__Saved entries__:
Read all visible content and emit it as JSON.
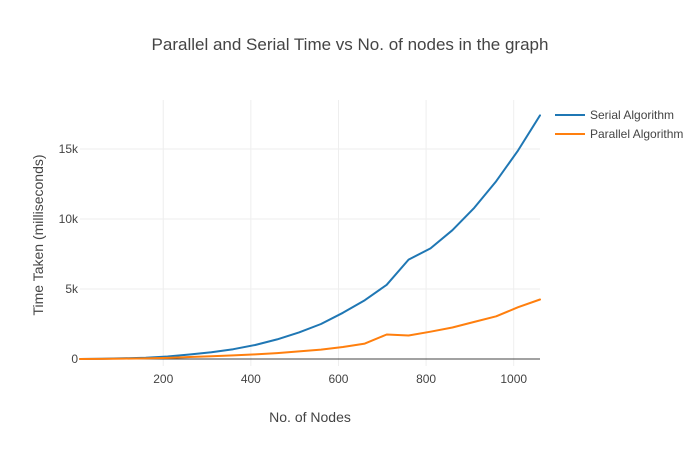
{
  "chart_data": {
    "type": "line",
    "title": "Parallel and Serial Time vs No. of nodes in the graph",
    "xlabel": "No. of Nodes",
    "ylabel": "Time Taken (milliseconds)",
    "xlim": [
      10,
      1060
    ],
    "ylim": [
      -500,
      18500
    ],
    "xticks": [
      200,
      400,
      600,
      800,
      1000
    ],
    "xtick_labels": [
      "200",
      "400",
      "600",
      "800",
      "1000"
    ],
    "yticks": [
      0,
      5000,
      10000,
      15000
    ],
    "ytick_labels": [
      "0",
      "5k",
      "10k",
      "15k"
    ],
    "grid": true,
    "legend_position": "top-right",
    "x": [
      10,
      60,
      110,
      160,
      210,
      260,
      310,
      360,
      410,
      460,
      510,
      560,
      610,
      660,
      710,
      760,
      810,
      860,
      910,
      960,
      1010,
      1060
    ],
    "series": [
      {
        "name": "Serial Algorithm",
        "color": "#1f77b4",
        "values": [
          0,
          20,
          50,
          90,
          180,
          320,
          480,
          700,
          1000,
          1400,
          1900,
          2500,
          3300,
          4200,
          5300,
          7100,
          7900,
          9200,
          10800,
          12700,
          14900,
          17400
        ]
      },
      {
        "name": "Parallel Algorithm",
        "color": "#ff7f0e",
        "values": [
          0,
          10,
          25,
          45,
          80,
          140,
          200,
          260,
          330,
          420,
          540,
          670,
          860,
          1100,
          1750,
          1680,
          1950,
          2250,
          2650,
          3050,
          3700,
          4250
        ]
      }
    ]
  }
}
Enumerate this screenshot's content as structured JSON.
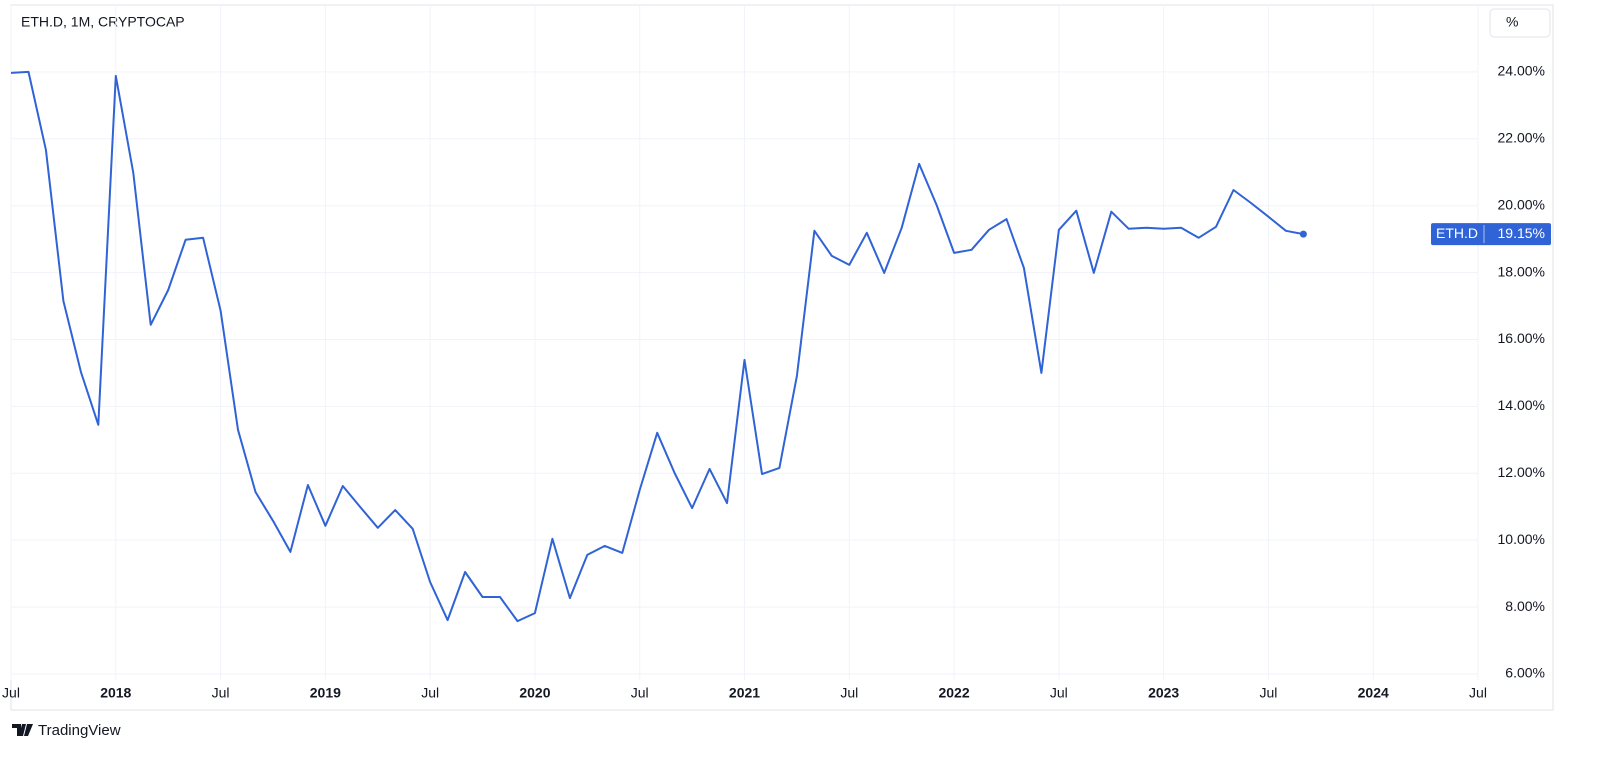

__Required work__: Copy all the data exactly as written, but skip any picture.

__Written response__:
Read all visible content and emit it as JSON.
{
  "chart_data": {
    "type": "line",
    "title": "Parallel and Serial Time vs No. of nodes in the graph",
    "xlabel": "No. of Nodes",
    "ylabel": "Time Taken (milliseconds)",
    "xlim": [
      10,
      1060
    ],
    "ylim": [
      -500,
      18500
    ],
    "xticks": [
      200,
      400,
      600,
      800,
      1000
    ],
    "xtick_labels": [
      "200",
      "400",
      "600",
      "800",
      "1000"
    ],
    "yticks": [
      0,
      5000,
      10000,
      15000
    ],
    "ytick_labels": [
      "0",
      "5k",
      "10k",
      "15k"
    ],
    "grid": true,
    "legend_position": "top-right",
    "x": [
      10,
      60,
      110,
      160,
      210,
      260,
      310,
      360,
      410,
      460,
      510,
      560,
      610,
      660,
      710,
      760,
      810,
      860,
      910,
      960,
      1010,
      1060
    ],
    "series": [
      {
        "name": "Serial Algorithm",
        "color": "#1f77b4",
        "values": [
          0,
          20,
          50,
          90,
          180,
          320,
          480,
          700,
          1000,
          1400,
          1900,
          2500,
          3300,
          4200,
          5300,
          7100,
          7900,
          9200,
          10800,
          12700,
          14900,
          17400
        ]
      },
      {
        "name": "Parallel Algorithm",
        "color": "#ff7f0e",
        "values": [
          0,
          10,
          25,
          45,
          80,
          140,
          200,
          260,
          330,
          420,
          540,
          670,
          860,
          1100,
          1750,
          1680,
          1950,
          2250,
          2650,
          3050,
          3700,
          4250
        ]
      }
    ]
  }
}
Enumerate this screenshot's content as structured JSON.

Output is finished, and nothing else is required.